▶ **BRIEF**: Below are some entries; can you quote all of them exactly?

▶ **DATA EXCERPTS**:
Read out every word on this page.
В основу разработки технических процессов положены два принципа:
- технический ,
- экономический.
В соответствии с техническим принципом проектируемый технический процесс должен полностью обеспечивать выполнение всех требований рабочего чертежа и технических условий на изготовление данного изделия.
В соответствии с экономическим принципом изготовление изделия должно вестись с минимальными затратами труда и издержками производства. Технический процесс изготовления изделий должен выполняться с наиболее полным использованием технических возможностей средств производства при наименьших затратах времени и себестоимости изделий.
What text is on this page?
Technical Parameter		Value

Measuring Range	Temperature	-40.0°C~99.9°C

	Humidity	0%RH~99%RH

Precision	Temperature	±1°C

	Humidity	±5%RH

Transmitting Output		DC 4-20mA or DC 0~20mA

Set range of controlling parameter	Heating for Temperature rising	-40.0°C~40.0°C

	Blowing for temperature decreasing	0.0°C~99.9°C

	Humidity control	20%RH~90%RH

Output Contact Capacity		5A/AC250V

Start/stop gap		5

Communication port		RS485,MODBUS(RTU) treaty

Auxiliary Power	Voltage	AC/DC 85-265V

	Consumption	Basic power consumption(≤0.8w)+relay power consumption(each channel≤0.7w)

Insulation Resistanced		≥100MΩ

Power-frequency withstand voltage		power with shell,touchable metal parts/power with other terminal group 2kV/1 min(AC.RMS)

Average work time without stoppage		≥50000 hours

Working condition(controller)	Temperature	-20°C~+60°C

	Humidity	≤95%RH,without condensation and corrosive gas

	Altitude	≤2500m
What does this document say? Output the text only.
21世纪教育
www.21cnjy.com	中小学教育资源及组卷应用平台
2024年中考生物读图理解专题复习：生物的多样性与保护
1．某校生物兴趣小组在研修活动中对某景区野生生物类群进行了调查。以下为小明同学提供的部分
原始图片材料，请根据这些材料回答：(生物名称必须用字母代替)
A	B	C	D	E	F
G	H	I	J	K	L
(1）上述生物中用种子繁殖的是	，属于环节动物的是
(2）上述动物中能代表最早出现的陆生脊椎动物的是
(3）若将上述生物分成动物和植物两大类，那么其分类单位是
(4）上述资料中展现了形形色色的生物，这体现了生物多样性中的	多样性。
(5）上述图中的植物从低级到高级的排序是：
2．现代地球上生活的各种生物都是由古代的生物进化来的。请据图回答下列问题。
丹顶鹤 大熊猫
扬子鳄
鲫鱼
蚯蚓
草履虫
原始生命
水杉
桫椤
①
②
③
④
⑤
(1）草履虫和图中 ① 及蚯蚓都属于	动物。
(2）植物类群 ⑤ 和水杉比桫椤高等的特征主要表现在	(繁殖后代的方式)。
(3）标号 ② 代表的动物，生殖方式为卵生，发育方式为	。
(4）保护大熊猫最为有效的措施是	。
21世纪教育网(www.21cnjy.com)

▶ **OUTPUT FOR THIS TASK**:
Read out every word on this page.
В основу разработки технических процессов положены два принципа:
- технический ,
- экономический.
В соответствии с техническим принципом проектируемый технический процесс должен полностью обеспечивать выполнение всех требований рабочего чертежа и технических условий на изготовление данного изделия.
В соответствии с экономическим принципом изготовление изделия должно вестись с минимальными затратами труда и издержками производства. Технический процесс изготовления изделий должен выполняться с наиболее полным использованием технических возможностей средств производства при наименьших затратах времени и себестоимости изделий.
What text is on this page?
Technical Parameter		Value

Measuring Range	Temperature	-40.0°C~99.9°C

	Humidity	0%RH~99%RH

Precision	Temperature	±1°C

	Humidity	±5%RH

Transmitting Output		DC 4-20mA or DC 0~20mA

Set range of controlling parameter	Heating for Temperature rising	-40.0°C~40.0°C

	Blowing for temperature decreasing	0.0°C~99.9°C

	Humidity control	20%RH~90%RH

Output Contact Capacity		5A/AC250V

Start/stop gap		5

Communication port		RS485,MODBUS(RTU) treaty

Auxiliary Power	Voltage	AC/DC 85-265V

	Consumption	Basic power consumption(≤0.8w)+relay power consumption(each channel≤0.7w)

Insulation Resistanced		≥100MΩ

Power-frequency withstand voltage		power with shell,touchable metal parts/power with other terminal group 2kV/1 min(AC.RMS)

Average work time without stoppage		≥50000 hours

Working condition(controller)	Temperature	-20°C~+60°C

	Humidity	≤95%RH,without condensation and corrosive gas

	Altitude	≤2500m
What does this document say? Output the text only.
21世纪教育
www.21cnjy.com	中小学教育资源及组卷应用平台
2024年中考生物读图理解专题复习：生物的多样性与保护
1．某校生物兴趣小组在研修活动中对某景区野生生物类群进行了调查。以下为小明同学提供的部分
原始图片材料，请根据这些材料回答：(生物名称必须用字母代替)
A	B	C	D	E	F
G	H	I	J	K	L
(1）上述生物中用种子繁殖的是	，属于环节动物的是
(2）上述动物中能代表最早出现的陆生脊椎动物的是
(3）若将上述生物分成动物和植物两大类，那么其分类单位是
(4）上述资料中展现了形形色色的生物，这体现了生物多样性中的	多样性。
(5）上述图中的植物从低级到高级的排序是：
2．现代地球上生活的各种生物都是由古代的生物进化来的。请据图回答下列问题。
丹顶鹤 大熊猫
扬子鳄
鲫鱼
蚯蚓
草履虫
原始生命
水杉
桫椤
①
②
③
④
⑤
(1）草履虫和图中 ① 及蚯蚓都属于	动物。
(2）植物类群 ⑤ 和水杉比桫椤高等的特征主要表现在	(繁殖后代的方式)。
(3）标号 ② 代表的动物，生殖方式为卵生，发育方式为	。
(4）保护大熊猫最为有效的措施是	。
21世纪教育网(www.21cnjy.com)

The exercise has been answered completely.